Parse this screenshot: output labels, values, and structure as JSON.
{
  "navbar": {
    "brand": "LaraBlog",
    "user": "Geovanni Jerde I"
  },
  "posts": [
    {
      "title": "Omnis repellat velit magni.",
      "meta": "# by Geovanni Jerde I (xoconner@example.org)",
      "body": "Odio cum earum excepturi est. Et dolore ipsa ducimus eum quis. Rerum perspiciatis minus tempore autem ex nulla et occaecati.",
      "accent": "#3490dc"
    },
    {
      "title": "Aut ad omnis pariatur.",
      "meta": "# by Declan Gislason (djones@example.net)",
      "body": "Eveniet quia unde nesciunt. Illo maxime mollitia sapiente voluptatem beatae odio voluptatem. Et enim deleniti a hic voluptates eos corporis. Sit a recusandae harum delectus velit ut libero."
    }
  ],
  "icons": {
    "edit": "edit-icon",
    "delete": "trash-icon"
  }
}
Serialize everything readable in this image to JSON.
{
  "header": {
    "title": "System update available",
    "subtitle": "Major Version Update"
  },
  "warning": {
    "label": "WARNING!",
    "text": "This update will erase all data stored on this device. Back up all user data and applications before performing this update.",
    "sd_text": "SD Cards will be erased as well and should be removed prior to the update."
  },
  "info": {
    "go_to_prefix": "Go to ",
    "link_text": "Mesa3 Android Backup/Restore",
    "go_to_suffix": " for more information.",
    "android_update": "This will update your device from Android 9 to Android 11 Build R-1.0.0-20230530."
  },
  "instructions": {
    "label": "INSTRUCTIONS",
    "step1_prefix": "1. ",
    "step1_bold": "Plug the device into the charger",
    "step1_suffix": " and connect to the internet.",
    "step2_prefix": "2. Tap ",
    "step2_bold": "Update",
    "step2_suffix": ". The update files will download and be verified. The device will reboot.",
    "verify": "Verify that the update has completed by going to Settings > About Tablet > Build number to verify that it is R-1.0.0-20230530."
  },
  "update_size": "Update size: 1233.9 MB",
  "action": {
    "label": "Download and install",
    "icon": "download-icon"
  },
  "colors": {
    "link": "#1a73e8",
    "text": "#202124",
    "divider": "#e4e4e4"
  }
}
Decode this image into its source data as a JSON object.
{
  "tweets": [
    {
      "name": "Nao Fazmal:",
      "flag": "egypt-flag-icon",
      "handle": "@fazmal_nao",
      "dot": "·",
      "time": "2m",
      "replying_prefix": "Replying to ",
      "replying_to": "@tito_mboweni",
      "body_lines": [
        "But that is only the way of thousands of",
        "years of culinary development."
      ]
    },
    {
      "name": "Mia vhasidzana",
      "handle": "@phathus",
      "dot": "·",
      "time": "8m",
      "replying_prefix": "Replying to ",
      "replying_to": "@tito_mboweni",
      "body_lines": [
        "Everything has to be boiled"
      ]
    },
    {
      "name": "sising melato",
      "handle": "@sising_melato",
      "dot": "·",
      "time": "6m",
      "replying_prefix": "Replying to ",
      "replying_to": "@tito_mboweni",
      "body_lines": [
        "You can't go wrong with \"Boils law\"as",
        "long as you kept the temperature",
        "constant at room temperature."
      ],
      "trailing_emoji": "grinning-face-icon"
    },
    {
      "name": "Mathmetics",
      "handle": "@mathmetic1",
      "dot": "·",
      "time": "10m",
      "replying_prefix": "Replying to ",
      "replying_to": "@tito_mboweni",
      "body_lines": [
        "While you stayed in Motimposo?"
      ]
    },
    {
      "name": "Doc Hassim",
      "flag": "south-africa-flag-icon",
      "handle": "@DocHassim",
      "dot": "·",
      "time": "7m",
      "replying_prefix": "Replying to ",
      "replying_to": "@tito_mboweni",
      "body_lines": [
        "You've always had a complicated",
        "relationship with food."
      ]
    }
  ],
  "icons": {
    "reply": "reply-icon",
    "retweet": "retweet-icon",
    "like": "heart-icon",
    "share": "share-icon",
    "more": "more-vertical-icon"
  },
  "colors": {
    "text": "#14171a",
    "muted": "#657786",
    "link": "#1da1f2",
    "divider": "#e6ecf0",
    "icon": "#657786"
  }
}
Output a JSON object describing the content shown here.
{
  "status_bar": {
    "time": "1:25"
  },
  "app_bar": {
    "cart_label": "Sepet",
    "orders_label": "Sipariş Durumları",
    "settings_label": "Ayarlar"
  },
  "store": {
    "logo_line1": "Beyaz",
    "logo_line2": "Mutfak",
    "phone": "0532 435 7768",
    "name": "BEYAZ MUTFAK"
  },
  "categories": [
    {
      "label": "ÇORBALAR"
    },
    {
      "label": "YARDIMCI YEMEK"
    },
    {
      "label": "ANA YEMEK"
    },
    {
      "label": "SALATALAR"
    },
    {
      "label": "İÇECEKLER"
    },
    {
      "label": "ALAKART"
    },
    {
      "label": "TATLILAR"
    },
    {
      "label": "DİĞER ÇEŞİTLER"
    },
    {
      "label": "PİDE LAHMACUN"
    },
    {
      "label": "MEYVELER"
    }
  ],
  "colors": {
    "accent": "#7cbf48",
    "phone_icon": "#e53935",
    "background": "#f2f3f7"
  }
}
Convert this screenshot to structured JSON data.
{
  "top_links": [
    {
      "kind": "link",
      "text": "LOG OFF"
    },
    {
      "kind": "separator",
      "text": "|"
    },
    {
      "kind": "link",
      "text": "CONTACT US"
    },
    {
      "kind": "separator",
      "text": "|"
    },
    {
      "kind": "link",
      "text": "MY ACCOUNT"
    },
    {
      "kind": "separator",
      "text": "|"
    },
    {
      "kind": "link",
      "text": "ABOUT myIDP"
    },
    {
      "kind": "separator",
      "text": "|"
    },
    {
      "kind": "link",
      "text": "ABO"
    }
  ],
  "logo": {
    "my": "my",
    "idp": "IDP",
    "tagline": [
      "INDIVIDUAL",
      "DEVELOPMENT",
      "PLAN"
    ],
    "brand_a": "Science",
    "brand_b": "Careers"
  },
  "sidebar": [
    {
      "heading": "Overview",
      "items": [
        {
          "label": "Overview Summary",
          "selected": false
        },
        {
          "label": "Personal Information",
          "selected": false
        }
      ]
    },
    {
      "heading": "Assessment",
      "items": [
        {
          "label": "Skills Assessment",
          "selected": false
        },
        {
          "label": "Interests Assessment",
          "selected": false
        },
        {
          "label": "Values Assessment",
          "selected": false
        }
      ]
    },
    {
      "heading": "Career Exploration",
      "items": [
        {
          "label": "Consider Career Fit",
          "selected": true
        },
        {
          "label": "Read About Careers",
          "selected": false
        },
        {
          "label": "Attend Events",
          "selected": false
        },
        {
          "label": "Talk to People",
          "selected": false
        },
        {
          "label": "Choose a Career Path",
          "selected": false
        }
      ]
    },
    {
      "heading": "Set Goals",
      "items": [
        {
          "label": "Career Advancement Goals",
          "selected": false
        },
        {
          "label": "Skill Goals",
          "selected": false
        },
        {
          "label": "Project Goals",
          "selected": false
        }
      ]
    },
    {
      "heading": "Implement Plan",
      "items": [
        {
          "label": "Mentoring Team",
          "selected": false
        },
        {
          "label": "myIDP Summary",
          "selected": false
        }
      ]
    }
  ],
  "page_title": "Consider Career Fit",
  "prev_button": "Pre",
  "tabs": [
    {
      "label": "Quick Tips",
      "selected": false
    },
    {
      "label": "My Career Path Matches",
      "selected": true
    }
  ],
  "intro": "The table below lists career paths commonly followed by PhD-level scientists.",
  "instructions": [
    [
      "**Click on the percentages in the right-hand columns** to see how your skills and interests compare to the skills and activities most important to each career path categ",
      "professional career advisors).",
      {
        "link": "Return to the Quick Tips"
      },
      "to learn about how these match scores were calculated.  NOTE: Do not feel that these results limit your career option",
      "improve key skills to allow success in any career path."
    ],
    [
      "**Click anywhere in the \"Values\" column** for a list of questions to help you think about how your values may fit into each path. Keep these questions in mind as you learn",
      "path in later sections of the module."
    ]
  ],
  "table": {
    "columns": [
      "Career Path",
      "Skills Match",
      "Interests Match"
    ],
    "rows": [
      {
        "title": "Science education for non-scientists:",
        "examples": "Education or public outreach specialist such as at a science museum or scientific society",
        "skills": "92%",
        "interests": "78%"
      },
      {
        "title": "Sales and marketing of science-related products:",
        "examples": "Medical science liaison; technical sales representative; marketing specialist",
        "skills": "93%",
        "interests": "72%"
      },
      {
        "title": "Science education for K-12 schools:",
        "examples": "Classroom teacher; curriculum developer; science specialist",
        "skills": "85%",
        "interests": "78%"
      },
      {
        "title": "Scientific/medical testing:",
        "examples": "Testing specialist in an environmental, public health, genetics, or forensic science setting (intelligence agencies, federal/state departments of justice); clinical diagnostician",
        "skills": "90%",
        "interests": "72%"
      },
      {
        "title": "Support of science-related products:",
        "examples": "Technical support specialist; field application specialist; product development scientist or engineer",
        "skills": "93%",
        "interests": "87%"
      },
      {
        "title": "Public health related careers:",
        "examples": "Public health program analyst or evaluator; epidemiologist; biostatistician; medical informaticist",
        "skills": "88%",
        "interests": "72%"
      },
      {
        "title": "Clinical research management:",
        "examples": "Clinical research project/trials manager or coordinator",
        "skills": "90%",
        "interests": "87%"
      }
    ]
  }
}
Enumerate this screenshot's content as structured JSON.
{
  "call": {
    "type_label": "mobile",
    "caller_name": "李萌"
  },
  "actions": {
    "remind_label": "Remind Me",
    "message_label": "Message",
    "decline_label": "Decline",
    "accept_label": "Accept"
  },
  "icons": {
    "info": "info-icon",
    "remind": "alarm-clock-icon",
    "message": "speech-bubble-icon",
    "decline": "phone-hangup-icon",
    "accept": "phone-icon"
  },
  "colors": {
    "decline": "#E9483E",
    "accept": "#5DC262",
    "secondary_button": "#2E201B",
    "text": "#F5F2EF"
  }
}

:: DIRECTION ::
Reproduce only the lines running from the one that contains "Enumerate this screenshot's" to the last line of the records.

:: RESPONSE ::
Enumerate this screenshot's content as structured JSON.
{
  "call": {
    "type_label": "mobile",
    "caller_name": "李萌"
  },
  "actions": {
    "remind_label": "Remind Me",
    "message_label": "Message",
    "decline_label": "Decline",
    "accept_label": "Accept"
  },
  "icons": {
    "info": "info-icon",
    "remind": "alarm-clock-icon",
    "message": "speech-bubble-icon",
    "decline": "phone-hangup-icon",
    "accept": "phone-icon"
  },
  "colors": {
    "decline": "#E9483E",
    "accept": "#5DC262",
    "secondary_button": "#2E201B",
    "text": "#F5F2EF"
  }
}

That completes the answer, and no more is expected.